** Excerpted text **
■ ■ ■ ■ ■ ■ ■

PT Battle | Syracusefan.com

PT Battle

General20

Basketball Maven
Joined
Aug 28, 2011
Messages
1,740
Like
11,769
SU's next three games are against Wagner, Princeton, and Colgate. None of the three are likely to be nail biters, but unlike most blowouts these games should tell us a lot about Syracuse going forward.

Probably the best thing about this year's schedule is the ability to gauge the freshman's (and other players) progress. We saw in the first game that our freshmen were not ready to play big minutes against a top twenty-five team. Most aren't. I suspect that will change as the year goes on due to the quality of our freshmen and the availability of playing time.

In the next three games Syracuse's freshmen are going to get a lot of playing time, and more importantly, a lot of practice time. As for how much improvement occurs, I believe we will get a very clear indication when Syracuse plays Arkansas. Those freshmen who play more against Arkansas than they did against San Diego are likely to have improved. Anybody who remains on the end of the bench is likely struggling to adjust to the college game.

This schedule should give as clear an indication of player progress as you can get without actually being at the practices. So I figure this is a good time to make a few guesses as to how things will turn out.

The way I see it, there are going to be two major battle for minutes.

■ ■ ■ ■ ■ ■ ■

** Records provided **
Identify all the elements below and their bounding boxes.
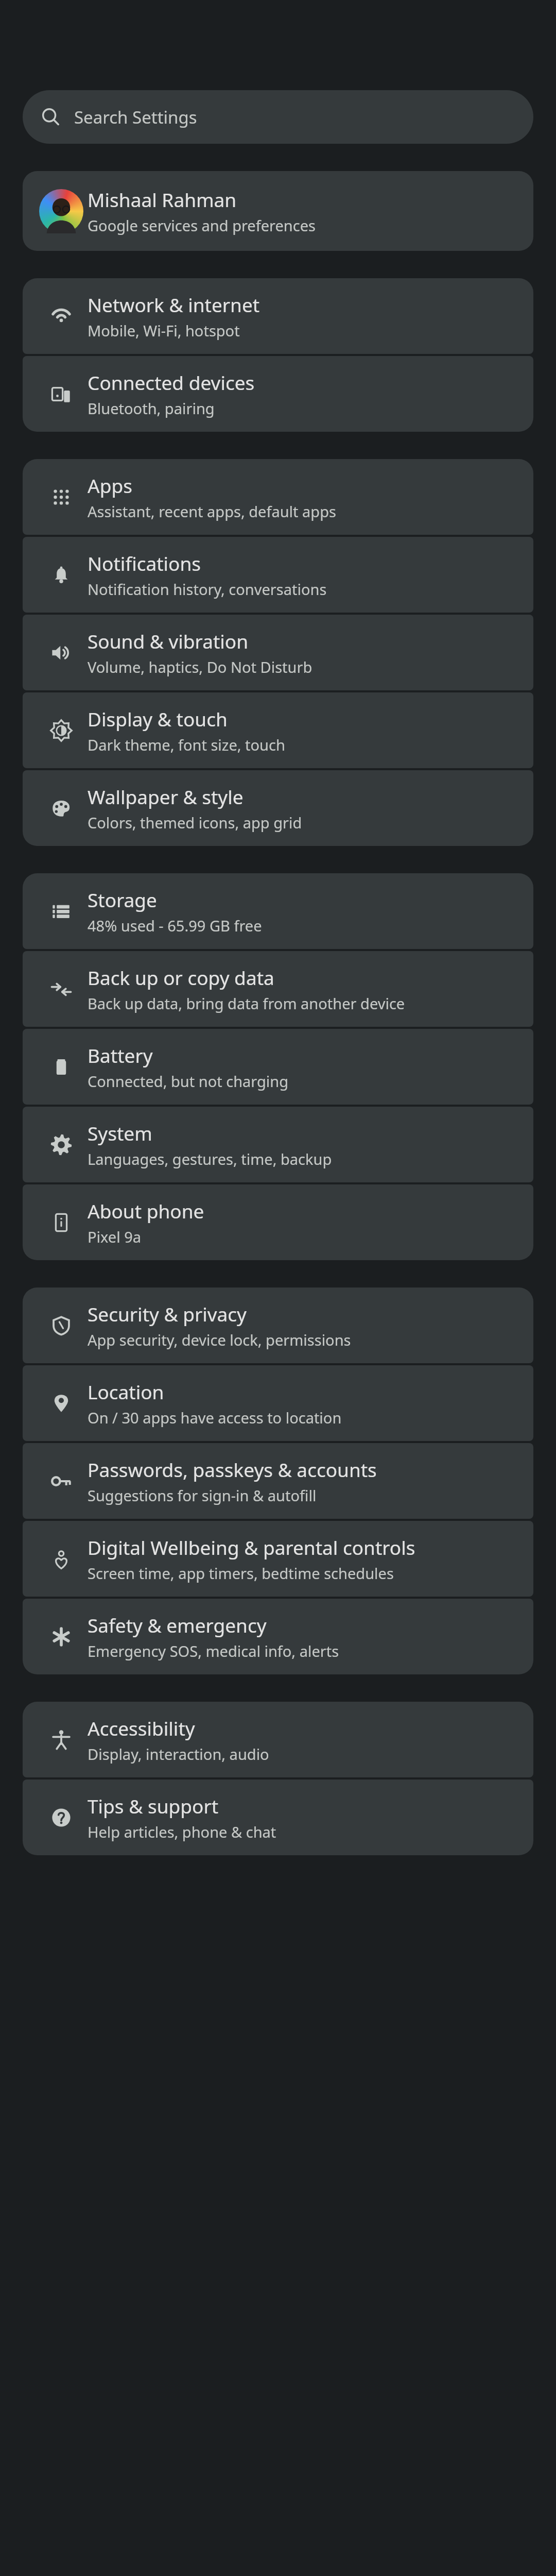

■ ■ ■ ■ ■ ■ ■

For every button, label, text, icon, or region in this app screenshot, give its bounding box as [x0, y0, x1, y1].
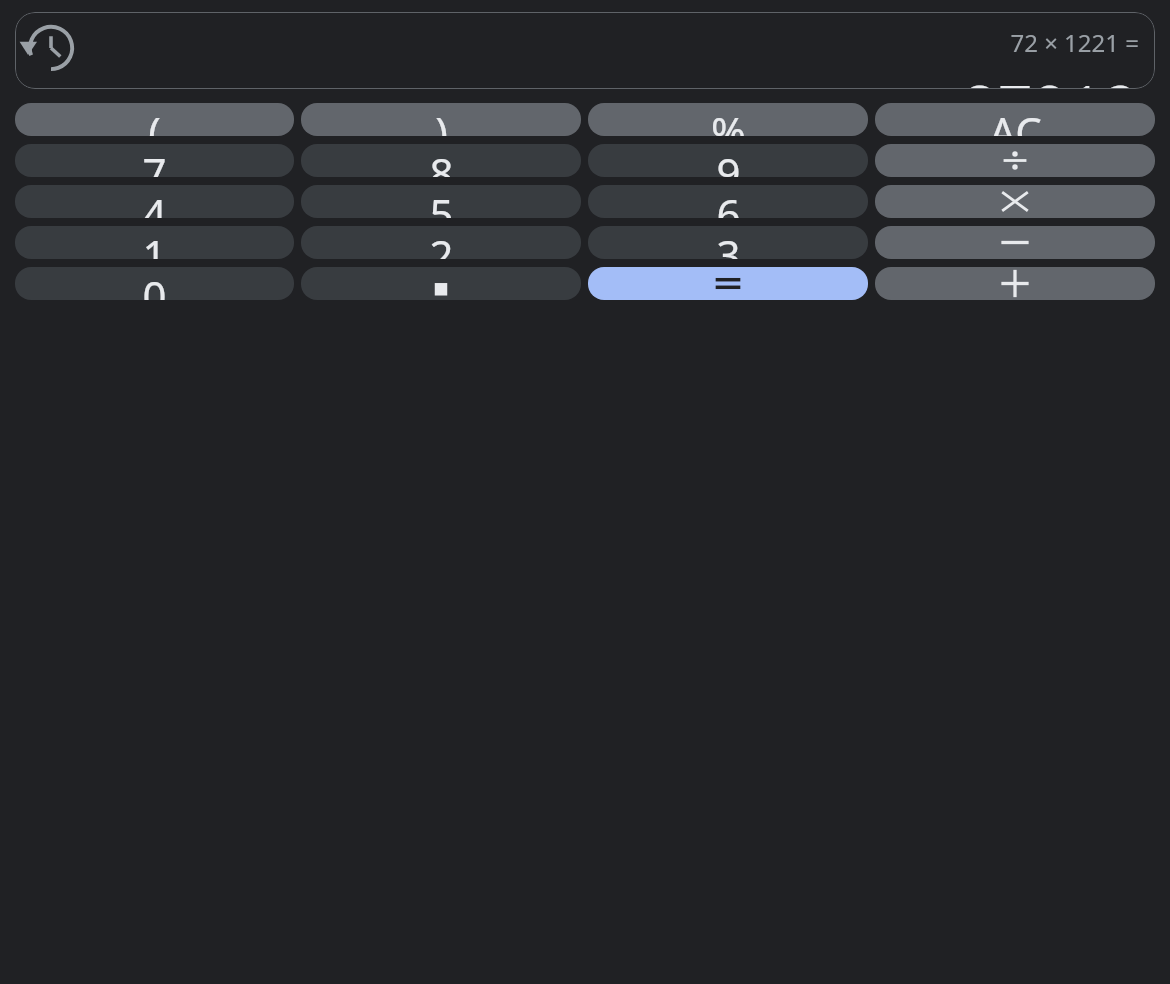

■ ■ ■ ■ ■ ■ ■

** Set tasks **
1. From the Syracuse basketball post, return everything from "Probably the best" down to "the college game.".
2. In the Syracuse basketball post, which three teams does Syracuse play next?

** List of solutions **
1.
Probably the best thing about this year's schedule is the ability to gauge the freshman's (and other players) progress. We saw in the first game that our freshmen were not ready to play big minutes against a top twenty-five team. Most aren't. I suspect that will change as the year goes on due to the quality of our freshmen and the availability of playing time.

In the next three games Syracuse's freshmen are going to get a lot of playing time, and more importantly, a lot of practice time. As for how much improvement occurs, I believe we will get a very clear indication when Syracuse plays Arkansas. Those freshmen who play more against Arkansas than they did against San Diego are likely to have improved. Anybody who remains on the end of the bench is likely struggling to adjust to the college game.

2. Wagner, Princeton, and Colgate.